** BEGIN Excerpted data **
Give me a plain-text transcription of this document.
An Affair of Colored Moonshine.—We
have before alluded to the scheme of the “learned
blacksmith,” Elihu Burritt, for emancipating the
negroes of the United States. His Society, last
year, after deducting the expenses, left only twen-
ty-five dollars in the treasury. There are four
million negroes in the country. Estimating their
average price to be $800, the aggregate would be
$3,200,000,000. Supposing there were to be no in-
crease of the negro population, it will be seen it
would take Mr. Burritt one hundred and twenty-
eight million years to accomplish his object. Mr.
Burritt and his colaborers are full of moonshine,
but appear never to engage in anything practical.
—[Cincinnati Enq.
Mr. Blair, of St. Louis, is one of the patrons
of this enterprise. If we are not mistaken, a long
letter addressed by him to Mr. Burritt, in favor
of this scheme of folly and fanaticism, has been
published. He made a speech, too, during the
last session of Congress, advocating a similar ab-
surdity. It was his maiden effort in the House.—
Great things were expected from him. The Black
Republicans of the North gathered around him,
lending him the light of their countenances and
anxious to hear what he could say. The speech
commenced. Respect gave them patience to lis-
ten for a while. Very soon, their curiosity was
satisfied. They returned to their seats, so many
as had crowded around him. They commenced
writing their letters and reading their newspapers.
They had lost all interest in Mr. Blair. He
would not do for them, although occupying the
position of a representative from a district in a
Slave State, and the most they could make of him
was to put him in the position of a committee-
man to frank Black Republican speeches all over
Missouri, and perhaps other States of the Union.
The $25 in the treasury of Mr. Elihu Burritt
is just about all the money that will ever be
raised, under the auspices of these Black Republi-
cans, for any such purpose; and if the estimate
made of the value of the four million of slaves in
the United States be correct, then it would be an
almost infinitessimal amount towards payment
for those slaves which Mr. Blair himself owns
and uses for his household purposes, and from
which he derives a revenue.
** END Excerpted data **
Short exercise: Print again each line of the listing above, exactly as it appears.

Task result:
Give me a plain-text transcription of this document.
An Affair of Colored Moonshine.—We
have before alluded to the scheme of the “learned
blacksmith,” Elihu Burritt, for emancipating the
negroes of the United States. His Society, last
year, after deducting the expenses, left only twen-
ty-five dollars in the treasury. There are four
million negroes in the country. Estimating their
average price to be $800, the aggregate would be
$3,200,000,000. Supposing there were to be no in-
crease of the negro population, it will be seen it
would take Mr. Burritt one hundred and twenty-
eight million years to accomplish his object. Mr.
Burritt and his colaborers are full of moonshine,
but appear never to engage in anything practical.
—[Cincinnati Enq.
Mr. Blair, of St. Louis, is one of the patrons
of this enterprise. If we are not mistaken, a long
letter addressed by him to Mr. Burritt, in favor
of this scheme of folly and fanaticism, has been
published. He made a speech, too, during the
last session of Congress, advocating a similar ab-
surdity. It was his maiden effort in the House.—
Great things were expected from him. The Black
Republicans of the North gathered around him,
lending him the light of their countenances and
anxious to hear what he could say. The speech
commenced. Respect gave them patience to lis-
ten for a while. Very soon, their curiosity was
satisfied. They returned to their seats, so many
as had crowded around him. They commenced
writing their letters and reading their newspapers.
They had lost all interest in Mr. Blair. He
would not do for them, although occupying the
position of a representative from a district in a
Slave State, and the most they could make of him
was to put him in the position of a committee-
man to frank Black Republican speeches all over
Missouri, and perhaps other States of the Union.
The $25 in the treasury of Mr. Elihu Burritt
is just about all the money that will ever be
raised, under the auspices of these Black Republi-
cans, for any such purpose; and if the estimate
made of the value of the four million of slaves in
the United States be correct, then it would be an
almost infinitessimal amount towards payment
for those slaves which Mr. Blair himself owns
and uses for his household purposes, and from
which he derives a revenue.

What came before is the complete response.